__EXERCISE BRIEF__
Repeat the lines from the first one through the line with "y-tick-label: 2 [29,210,36,225]", substituting "leaf-name" for every "leaf-label" and changing nothing else.

__DATA SHOWN__
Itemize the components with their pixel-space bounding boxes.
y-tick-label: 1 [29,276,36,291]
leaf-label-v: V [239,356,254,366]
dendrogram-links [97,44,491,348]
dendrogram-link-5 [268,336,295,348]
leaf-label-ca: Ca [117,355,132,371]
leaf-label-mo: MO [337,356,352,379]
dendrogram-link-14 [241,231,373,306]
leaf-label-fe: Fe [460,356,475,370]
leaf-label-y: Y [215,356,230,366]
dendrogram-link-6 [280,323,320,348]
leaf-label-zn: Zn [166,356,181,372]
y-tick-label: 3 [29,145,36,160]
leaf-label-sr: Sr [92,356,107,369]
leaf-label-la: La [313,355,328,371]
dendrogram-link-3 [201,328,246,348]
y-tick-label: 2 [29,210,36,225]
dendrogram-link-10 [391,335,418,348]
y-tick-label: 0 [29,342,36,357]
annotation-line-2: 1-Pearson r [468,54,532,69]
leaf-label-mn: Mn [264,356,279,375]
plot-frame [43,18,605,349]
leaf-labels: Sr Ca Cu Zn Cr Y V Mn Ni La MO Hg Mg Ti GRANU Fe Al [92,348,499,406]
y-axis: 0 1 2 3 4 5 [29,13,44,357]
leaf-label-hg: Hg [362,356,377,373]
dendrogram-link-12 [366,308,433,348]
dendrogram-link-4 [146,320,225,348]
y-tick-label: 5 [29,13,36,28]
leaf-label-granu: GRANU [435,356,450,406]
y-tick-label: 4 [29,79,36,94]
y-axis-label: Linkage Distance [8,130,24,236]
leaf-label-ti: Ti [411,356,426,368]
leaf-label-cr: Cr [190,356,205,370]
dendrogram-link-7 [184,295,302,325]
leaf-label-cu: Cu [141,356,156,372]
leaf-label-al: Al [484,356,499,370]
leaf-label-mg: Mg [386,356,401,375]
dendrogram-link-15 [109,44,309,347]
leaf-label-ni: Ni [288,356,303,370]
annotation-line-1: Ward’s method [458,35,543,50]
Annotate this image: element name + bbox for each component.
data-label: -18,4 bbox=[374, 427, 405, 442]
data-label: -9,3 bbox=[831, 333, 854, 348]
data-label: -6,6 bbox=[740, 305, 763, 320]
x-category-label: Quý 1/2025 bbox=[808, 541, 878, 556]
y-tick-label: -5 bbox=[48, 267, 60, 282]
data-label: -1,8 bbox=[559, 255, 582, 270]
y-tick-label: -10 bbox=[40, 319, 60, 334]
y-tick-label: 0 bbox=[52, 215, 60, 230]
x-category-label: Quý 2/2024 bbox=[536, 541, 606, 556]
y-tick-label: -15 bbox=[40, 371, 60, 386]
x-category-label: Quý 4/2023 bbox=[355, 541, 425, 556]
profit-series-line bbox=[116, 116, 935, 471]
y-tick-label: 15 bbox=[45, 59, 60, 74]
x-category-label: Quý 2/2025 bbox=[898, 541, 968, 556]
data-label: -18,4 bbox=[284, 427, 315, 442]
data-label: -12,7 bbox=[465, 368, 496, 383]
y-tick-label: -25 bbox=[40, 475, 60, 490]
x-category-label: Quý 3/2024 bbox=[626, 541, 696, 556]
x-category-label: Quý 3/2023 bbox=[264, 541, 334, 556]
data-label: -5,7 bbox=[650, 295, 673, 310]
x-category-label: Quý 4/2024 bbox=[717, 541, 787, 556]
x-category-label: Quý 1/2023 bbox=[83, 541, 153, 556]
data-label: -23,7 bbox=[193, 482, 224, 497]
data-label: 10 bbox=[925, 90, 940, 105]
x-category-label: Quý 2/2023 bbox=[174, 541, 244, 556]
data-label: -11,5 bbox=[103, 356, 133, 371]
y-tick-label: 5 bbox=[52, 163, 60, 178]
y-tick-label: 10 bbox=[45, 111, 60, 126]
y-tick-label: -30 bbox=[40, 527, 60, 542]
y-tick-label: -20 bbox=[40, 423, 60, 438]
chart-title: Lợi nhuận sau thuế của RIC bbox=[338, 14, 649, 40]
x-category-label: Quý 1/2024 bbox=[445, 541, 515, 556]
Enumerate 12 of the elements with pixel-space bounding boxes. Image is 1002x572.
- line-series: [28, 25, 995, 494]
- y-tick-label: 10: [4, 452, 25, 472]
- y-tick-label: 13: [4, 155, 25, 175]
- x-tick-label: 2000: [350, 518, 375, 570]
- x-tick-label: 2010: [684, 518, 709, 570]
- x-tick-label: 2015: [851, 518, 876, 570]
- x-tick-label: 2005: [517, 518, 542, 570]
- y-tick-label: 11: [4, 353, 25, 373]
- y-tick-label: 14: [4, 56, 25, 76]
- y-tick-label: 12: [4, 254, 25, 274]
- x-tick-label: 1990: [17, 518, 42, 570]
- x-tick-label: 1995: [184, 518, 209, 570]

__FINAL RESULT__
Itemize the components with their pixel-space bounding boxes.
y-tick-label: 1 [29,276,36,291]
leaf-name-v: V [239,356,254,366]
dendrogram-links [97,44,491,348]
dendrogram-link-5 [268,336,295,348]
leaf-name-ca: Ca [117,355,132,371]
leaf-name-mo: MO [337,356,352,379]
dendrogram-link-14 [241,231,373,306]
leaf-name-fe: Fe [460,356,475,370]
leaf-name-y: Y [215,356,230,366]
dendrogram-link-6 [280,323,320,348]
leaf-name-zn: Zn [166,356,181,372]
y-tick-label: 3 [29,145,36,160]
leaf-name-sr: Sr [92,356,107,369]
leaf-name-la: La [313,355,328,371]
dendrogram-link-3 [201,328,246,348]
y-tick-label: 2 [29,210,36,225]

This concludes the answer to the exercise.